Dataset items:
::::
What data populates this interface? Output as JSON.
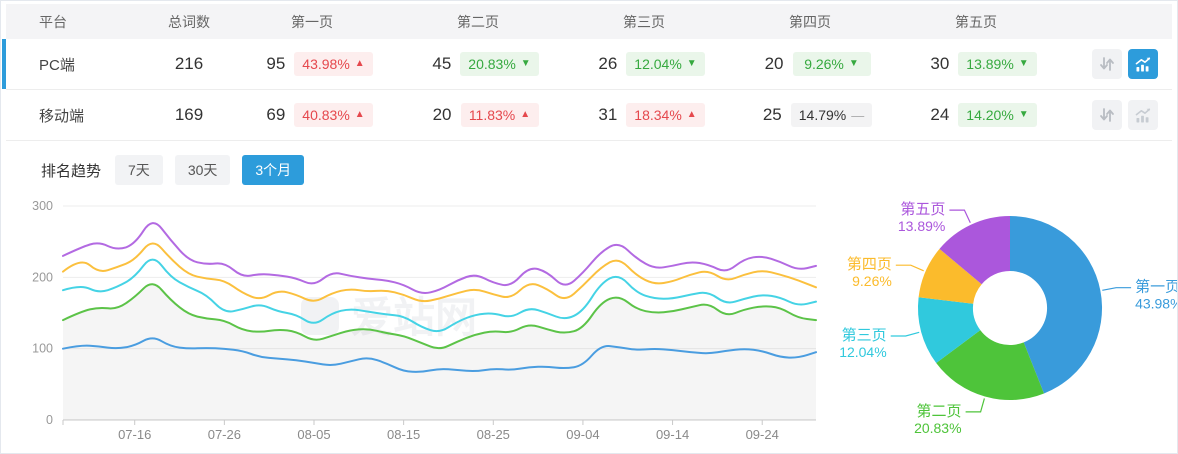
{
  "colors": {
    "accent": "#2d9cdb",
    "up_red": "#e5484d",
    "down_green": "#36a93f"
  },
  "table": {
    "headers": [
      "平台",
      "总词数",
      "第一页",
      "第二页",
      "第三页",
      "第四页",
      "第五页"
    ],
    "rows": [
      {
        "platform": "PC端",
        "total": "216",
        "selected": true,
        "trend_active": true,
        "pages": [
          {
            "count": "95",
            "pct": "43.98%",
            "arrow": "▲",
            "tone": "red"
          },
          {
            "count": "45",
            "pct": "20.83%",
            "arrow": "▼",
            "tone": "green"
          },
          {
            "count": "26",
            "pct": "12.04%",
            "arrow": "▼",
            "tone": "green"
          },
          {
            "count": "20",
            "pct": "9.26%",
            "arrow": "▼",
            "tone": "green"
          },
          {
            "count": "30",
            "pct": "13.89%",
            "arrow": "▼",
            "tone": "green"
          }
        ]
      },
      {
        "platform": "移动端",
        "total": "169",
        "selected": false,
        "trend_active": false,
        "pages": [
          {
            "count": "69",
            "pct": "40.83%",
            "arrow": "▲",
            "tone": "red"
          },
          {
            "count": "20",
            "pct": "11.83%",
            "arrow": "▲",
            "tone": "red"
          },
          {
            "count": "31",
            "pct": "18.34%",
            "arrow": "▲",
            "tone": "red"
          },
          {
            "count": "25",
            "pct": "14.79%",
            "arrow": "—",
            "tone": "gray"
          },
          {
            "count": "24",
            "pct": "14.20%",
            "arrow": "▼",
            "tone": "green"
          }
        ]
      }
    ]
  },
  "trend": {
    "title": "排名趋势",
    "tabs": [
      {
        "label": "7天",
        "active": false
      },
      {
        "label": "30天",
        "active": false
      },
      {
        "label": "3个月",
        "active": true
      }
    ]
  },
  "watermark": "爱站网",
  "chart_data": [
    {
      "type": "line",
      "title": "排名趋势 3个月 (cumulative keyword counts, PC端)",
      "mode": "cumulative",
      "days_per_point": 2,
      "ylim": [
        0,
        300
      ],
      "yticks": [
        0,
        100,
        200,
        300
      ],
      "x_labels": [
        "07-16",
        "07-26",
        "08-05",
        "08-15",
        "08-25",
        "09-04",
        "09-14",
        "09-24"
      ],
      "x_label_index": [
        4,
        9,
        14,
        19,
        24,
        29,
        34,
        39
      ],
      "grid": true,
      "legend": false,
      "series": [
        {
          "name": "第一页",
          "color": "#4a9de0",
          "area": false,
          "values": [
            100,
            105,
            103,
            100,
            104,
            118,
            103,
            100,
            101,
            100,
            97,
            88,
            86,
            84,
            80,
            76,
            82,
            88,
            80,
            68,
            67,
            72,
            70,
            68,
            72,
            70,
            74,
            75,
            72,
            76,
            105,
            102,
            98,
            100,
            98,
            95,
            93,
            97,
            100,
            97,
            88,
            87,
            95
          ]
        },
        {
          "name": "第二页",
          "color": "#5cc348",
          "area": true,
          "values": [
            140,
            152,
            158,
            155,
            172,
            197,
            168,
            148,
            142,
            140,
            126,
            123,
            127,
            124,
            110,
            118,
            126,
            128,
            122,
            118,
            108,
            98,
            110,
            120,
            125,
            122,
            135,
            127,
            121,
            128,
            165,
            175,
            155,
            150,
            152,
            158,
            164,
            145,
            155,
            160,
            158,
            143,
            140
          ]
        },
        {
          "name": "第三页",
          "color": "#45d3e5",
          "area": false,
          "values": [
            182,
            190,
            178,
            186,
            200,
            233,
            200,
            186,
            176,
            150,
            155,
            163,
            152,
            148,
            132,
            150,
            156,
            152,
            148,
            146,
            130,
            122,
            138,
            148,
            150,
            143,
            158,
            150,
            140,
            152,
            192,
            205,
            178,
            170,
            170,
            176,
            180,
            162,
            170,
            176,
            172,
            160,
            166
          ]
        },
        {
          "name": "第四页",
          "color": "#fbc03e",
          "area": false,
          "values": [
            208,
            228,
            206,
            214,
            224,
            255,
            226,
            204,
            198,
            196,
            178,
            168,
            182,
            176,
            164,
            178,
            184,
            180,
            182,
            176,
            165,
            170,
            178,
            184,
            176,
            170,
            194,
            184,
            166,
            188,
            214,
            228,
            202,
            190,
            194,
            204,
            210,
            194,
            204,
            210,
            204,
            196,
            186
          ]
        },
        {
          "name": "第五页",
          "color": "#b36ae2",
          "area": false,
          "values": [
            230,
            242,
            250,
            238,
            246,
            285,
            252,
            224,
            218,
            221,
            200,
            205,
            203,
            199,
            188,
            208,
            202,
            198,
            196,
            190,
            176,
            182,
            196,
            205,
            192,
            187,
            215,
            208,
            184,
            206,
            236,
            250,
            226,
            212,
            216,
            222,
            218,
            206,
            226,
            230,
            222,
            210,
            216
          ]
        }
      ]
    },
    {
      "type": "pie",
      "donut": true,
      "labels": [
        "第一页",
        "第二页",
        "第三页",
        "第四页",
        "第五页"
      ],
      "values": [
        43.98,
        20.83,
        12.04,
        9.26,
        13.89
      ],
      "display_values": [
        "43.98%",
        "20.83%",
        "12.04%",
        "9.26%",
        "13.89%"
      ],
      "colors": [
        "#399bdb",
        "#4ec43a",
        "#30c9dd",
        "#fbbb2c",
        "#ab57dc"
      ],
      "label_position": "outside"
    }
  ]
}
::::
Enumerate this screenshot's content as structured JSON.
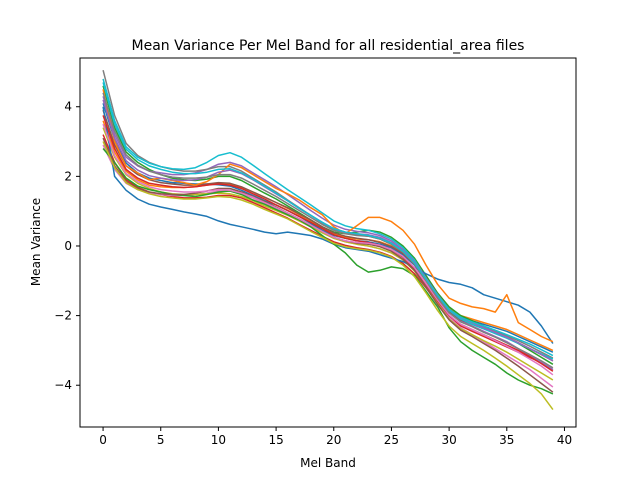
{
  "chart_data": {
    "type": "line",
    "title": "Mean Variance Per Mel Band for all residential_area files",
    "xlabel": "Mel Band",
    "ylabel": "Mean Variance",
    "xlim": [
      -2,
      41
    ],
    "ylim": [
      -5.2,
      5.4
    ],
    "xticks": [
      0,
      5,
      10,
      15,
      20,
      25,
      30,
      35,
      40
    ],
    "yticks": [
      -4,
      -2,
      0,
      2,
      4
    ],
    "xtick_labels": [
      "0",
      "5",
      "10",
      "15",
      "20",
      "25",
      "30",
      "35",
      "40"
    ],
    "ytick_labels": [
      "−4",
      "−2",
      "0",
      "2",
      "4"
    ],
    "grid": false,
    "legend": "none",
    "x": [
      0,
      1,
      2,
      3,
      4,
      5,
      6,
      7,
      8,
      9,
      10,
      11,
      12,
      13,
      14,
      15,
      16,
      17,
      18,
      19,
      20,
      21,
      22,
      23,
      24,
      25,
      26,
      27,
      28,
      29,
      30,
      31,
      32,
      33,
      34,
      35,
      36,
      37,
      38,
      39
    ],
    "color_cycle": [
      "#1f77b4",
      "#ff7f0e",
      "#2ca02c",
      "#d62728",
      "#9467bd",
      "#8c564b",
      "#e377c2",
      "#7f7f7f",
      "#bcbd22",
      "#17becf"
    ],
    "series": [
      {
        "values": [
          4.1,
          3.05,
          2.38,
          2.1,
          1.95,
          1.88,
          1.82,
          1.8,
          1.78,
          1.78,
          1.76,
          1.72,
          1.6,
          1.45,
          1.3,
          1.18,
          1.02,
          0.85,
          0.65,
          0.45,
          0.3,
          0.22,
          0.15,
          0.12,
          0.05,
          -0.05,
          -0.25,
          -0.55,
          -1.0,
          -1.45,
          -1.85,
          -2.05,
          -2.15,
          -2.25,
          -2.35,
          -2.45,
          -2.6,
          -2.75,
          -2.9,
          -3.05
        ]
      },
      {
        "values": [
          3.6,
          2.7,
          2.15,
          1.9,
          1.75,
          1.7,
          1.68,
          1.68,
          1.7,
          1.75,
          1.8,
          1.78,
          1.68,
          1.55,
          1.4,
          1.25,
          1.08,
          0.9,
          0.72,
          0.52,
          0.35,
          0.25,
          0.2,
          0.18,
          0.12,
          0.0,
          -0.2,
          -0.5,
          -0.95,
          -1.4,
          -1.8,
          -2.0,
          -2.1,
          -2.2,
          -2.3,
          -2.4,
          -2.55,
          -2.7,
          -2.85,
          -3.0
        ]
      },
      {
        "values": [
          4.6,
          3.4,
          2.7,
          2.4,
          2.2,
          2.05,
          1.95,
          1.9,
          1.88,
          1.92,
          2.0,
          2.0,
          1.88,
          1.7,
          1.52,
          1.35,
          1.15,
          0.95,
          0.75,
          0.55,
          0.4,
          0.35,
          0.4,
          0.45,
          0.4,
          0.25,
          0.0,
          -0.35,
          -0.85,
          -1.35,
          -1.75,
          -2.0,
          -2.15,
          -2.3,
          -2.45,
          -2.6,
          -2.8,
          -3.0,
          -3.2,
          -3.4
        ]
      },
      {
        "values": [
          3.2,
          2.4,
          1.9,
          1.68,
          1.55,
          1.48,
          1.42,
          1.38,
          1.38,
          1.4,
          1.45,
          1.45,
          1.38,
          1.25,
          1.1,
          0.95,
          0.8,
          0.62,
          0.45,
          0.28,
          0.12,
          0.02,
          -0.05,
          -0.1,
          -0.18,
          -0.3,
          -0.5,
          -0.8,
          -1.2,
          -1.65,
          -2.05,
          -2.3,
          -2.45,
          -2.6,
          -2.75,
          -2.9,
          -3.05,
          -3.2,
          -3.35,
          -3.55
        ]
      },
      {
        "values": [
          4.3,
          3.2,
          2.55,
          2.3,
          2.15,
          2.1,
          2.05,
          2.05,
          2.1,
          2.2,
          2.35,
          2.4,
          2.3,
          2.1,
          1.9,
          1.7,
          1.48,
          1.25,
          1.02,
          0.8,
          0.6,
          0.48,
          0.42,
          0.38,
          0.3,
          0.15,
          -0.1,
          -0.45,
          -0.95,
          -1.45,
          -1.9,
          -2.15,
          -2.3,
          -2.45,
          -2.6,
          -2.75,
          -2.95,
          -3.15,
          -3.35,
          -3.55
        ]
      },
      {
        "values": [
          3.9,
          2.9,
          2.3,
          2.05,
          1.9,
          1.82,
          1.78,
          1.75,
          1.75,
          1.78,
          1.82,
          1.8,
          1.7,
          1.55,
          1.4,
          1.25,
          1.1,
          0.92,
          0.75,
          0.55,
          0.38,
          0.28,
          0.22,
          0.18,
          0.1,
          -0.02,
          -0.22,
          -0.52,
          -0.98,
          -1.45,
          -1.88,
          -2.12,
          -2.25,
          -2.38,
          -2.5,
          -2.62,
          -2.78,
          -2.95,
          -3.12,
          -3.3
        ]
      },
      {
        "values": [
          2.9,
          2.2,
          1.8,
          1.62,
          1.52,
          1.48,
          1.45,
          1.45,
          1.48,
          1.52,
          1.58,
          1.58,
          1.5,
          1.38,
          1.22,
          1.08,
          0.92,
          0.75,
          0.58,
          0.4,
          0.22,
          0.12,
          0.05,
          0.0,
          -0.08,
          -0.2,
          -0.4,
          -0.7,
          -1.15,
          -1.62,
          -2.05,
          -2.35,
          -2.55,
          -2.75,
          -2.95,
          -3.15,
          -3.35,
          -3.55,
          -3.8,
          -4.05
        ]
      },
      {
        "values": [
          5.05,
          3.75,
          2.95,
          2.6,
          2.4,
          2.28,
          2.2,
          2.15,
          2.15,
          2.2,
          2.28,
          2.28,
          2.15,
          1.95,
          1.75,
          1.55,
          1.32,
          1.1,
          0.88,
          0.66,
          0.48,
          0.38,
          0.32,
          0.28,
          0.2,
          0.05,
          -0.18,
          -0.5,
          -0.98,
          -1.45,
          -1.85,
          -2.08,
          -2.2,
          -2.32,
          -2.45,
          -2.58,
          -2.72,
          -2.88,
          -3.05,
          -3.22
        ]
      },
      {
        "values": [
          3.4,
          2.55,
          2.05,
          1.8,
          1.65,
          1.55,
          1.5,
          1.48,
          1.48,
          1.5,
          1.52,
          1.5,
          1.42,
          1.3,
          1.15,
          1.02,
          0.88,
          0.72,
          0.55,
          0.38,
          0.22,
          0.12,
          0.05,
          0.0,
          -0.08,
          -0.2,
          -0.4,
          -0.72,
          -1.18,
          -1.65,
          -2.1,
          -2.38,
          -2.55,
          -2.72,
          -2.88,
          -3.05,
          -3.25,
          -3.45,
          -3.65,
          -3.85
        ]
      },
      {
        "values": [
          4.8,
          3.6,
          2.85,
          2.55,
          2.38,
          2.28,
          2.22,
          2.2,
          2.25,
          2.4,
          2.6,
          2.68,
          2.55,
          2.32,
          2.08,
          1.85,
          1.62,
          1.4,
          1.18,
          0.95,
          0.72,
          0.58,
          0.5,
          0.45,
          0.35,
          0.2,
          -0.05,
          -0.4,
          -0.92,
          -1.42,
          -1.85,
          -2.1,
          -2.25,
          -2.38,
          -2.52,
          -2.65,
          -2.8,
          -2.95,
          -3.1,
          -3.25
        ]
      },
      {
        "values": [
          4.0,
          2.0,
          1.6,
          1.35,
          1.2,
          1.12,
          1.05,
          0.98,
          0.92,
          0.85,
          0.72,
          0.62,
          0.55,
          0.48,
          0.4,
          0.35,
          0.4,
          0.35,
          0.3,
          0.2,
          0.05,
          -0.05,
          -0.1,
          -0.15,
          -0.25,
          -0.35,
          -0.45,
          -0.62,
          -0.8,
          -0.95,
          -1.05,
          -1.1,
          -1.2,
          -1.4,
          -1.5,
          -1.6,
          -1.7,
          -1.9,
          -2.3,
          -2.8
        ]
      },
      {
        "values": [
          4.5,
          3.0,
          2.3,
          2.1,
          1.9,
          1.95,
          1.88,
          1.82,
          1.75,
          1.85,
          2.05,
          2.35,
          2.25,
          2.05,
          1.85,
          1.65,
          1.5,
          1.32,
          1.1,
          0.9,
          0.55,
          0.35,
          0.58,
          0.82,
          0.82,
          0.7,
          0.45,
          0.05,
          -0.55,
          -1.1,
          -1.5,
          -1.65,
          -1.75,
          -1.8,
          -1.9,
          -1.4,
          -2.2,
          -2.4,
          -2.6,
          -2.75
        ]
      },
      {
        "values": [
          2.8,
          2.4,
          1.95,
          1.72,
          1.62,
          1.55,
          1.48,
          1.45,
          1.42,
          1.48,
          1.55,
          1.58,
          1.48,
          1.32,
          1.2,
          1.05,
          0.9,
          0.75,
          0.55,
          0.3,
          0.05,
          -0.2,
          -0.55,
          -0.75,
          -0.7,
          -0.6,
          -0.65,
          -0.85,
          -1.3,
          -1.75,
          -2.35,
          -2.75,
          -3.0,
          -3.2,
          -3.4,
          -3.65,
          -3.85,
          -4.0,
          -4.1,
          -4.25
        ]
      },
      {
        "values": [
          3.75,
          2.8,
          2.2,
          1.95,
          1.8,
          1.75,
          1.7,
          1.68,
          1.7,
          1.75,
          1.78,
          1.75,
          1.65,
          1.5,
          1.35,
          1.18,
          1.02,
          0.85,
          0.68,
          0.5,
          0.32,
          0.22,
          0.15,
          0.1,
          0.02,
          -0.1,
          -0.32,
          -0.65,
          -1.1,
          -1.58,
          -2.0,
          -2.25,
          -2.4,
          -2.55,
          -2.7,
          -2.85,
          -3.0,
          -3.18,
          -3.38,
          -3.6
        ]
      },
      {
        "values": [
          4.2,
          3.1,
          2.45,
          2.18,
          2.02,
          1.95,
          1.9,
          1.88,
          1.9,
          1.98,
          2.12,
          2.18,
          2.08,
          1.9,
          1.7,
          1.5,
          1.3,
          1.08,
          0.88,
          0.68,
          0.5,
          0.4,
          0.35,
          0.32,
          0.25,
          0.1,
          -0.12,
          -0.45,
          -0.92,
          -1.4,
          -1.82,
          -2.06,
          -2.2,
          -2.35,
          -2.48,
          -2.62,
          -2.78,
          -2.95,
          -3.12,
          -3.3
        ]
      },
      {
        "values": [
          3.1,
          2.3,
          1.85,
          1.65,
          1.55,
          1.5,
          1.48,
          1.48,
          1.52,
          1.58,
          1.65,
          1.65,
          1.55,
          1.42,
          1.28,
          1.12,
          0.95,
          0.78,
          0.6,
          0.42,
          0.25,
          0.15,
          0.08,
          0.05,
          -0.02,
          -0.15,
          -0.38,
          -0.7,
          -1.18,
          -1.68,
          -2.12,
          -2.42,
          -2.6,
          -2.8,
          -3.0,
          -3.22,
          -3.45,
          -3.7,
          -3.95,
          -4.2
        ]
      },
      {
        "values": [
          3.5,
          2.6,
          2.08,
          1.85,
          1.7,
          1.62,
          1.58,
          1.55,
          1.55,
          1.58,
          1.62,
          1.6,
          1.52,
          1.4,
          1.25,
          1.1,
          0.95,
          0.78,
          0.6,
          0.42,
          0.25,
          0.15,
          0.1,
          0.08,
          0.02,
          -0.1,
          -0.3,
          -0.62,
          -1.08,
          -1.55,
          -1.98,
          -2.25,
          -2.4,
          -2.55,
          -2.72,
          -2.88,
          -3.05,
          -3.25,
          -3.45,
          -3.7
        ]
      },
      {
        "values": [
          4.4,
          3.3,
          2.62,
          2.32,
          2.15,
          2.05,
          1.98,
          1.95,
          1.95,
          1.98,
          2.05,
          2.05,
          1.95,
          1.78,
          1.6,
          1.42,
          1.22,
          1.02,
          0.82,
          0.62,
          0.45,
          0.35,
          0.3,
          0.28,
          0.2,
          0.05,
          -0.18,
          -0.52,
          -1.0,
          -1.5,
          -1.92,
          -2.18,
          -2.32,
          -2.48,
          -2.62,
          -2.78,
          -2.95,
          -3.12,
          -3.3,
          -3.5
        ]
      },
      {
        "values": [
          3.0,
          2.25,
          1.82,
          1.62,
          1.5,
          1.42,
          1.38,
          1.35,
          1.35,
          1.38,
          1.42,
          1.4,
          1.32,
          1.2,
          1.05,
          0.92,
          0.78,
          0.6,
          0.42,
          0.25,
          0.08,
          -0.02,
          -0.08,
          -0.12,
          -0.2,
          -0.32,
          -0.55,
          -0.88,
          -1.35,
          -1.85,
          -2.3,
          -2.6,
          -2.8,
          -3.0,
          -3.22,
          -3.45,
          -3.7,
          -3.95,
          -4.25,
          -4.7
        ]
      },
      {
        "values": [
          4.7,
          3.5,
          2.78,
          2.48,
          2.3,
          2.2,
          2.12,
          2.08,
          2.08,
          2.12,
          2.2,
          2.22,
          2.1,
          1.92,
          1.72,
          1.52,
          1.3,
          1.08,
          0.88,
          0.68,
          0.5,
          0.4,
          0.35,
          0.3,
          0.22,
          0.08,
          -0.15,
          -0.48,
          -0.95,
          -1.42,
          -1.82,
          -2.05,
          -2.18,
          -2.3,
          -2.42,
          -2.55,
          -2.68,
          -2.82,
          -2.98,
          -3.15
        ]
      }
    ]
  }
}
::::
▸ SET TASK
Using the records given above, list every line that includes the word "排名趋势".

▸ EXERCISE OUTPUT
    "title": "排名趋势",
      "title": "排名趋势 3个月 (cumulative keyword counts, PC端)",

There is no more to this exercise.